(Collected data)
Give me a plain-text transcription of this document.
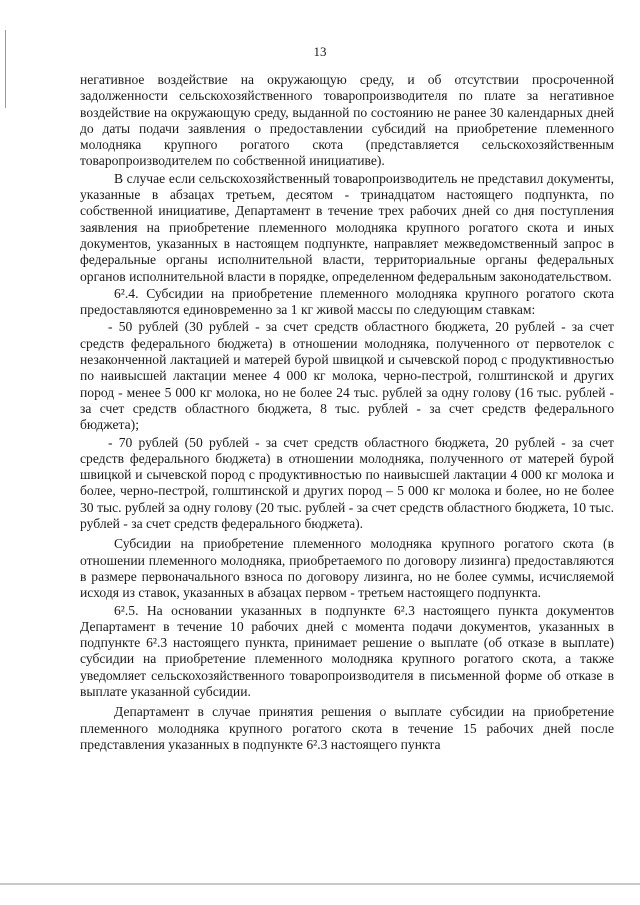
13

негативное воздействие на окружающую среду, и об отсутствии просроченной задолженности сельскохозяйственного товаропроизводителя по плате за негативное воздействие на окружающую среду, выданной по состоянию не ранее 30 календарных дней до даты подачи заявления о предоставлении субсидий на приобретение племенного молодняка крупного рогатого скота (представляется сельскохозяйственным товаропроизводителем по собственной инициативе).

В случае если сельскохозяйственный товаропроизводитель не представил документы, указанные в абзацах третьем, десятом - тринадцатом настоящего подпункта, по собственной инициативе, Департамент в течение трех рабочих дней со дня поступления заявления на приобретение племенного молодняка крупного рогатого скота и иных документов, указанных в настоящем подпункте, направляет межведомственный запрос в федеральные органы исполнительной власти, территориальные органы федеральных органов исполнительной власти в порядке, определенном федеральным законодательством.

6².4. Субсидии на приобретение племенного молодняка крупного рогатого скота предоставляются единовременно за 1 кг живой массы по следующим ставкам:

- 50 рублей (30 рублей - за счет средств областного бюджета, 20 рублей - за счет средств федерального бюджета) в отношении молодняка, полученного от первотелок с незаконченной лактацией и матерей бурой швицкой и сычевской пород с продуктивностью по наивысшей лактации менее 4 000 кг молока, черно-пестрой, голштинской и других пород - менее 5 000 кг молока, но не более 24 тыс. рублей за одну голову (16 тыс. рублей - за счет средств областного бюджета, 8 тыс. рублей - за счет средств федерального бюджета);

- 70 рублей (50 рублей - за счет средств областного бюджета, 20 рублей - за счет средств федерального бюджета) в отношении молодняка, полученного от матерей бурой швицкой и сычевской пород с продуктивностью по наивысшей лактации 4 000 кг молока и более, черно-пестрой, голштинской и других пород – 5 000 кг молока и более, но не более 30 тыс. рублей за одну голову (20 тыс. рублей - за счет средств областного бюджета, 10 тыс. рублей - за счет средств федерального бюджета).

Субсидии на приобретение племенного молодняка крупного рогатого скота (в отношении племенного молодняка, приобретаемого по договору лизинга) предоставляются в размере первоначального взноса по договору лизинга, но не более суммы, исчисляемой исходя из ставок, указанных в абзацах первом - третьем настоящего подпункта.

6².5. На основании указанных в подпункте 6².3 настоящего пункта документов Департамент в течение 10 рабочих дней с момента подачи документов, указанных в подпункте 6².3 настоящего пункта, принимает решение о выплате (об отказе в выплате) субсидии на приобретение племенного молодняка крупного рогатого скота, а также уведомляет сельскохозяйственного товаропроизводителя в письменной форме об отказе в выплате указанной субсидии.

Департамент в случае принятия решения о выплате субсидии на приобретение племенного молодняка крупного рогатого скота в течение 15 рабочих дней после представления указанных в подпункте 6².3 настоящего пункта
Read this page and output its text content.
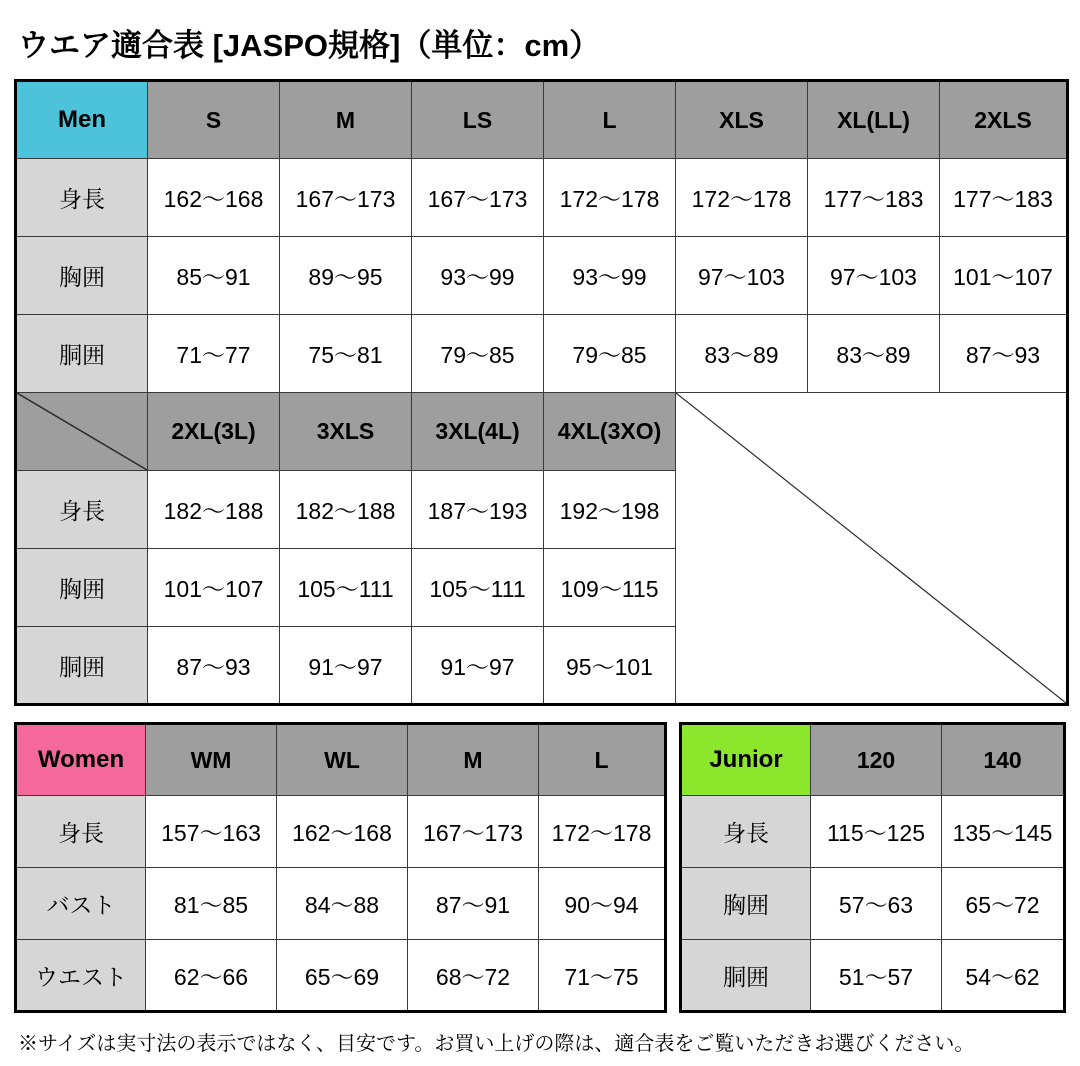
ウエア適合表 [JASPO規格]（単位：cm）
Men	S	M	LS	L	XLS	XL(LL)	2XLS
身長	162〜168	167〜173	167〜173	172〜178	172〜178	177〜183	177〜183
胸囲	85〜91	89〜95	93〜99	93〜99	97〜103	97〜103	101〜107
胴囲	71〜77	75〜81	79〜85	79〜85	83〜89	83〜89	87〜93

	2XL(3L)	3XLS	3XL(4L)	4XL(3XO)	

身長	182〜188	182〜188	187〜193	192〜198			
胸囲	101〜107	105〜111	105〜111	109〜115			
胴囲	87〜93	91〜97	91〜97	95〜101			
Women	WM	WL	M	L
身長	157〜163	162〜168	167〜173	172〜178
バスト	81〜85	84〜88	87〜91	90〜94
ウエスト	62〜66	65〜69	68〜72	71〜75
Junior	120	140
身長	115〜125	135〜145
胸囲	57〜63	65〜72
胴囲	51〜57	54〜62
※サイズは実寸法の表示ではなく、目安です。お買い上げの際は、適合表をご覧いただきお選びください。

* * *

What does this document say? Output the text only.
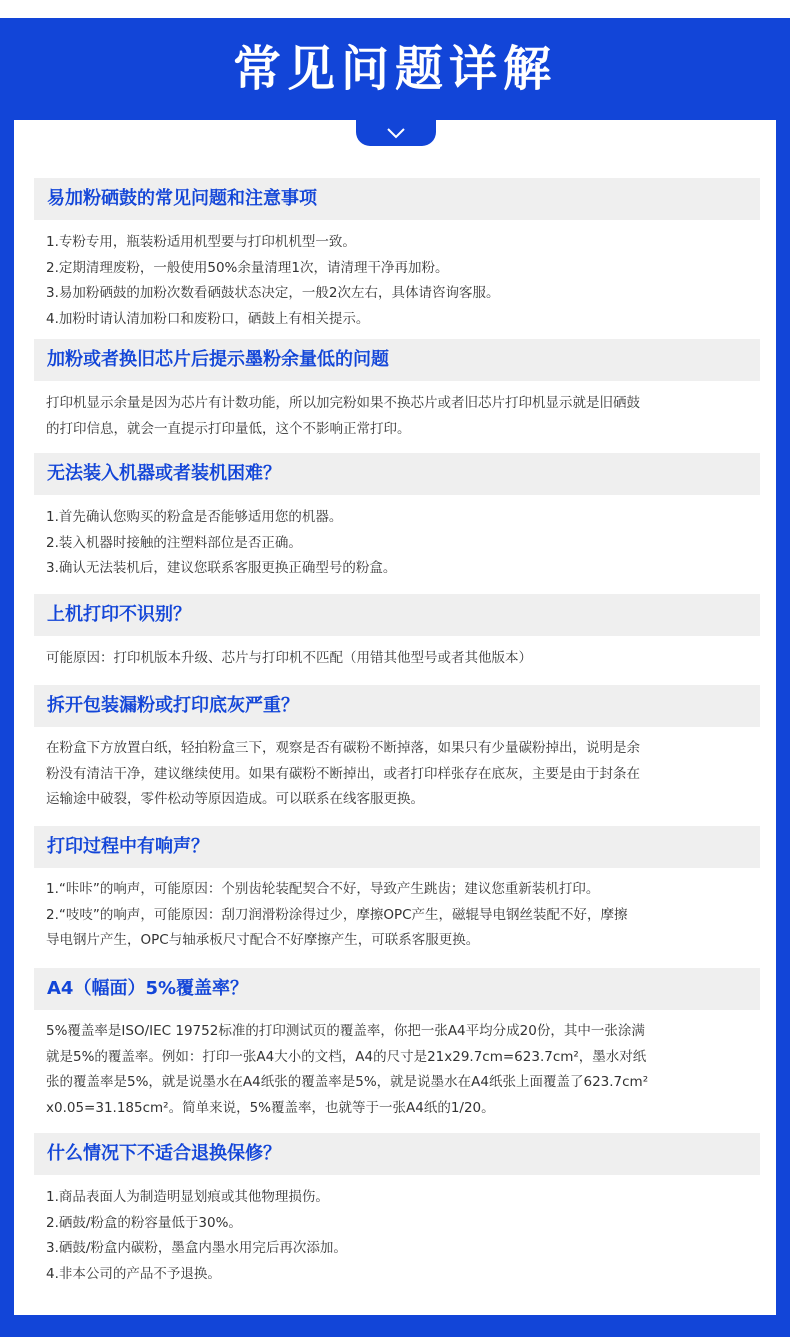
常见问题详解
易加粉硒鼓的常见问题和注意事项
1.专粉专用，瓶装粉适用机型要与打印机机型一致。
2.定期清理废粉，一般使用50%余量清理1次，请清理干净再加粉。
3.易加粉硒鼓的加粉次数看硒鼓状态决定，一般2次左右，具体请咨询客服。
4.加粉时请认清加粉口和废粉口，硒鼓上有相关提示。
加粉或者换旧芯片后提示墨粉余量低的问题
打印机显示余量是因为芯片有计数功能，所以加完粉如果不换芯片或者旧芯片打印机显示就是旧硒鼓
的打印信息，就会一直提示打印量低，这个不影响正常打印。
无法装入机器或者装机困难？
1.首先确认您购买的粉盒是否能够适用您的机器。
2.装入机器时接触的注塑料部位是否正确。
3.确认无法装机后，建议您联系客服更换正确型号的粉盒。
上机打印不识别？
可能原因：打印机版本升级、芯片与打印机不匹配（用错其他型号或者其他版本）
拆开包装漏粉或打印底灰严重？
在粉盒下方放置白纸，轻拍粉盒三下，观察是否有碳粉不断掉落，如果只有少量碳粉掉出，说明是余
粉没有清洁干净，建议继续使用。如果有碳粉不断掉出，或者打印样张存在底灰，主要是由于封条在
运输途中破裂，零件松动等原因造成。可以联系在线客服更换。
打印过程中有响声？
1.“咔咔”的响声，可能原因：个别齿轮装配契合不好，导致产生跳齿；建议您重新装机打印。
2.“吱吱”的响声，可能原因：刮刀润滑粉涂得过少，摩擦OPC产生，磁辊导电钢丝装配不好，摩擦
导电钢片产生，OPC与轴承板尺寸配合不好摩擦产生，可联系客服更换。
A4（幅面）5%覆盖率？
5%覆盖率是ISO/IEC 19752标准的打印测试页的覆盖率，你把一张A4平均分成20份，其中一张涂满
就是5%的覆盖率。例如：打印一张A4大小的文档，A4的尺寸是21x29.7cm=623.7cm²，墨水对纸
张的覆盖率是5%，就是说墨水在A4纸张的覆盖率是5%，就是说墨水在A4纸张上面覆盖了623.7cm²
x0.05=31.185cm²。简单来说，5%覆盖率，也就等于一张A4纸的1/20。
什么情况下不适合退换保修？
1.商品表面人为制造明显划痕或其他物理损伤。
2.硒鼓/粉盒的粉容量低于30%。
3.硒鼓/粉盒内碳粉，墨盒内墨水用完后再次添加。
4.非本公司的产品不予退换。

- Problem statement -
Return each line among the entries that holds the word "this".

- Result of the task -
Give me a plain-text transcription of this document.
Read this page and output its text content.
What does this document say? Output the text only.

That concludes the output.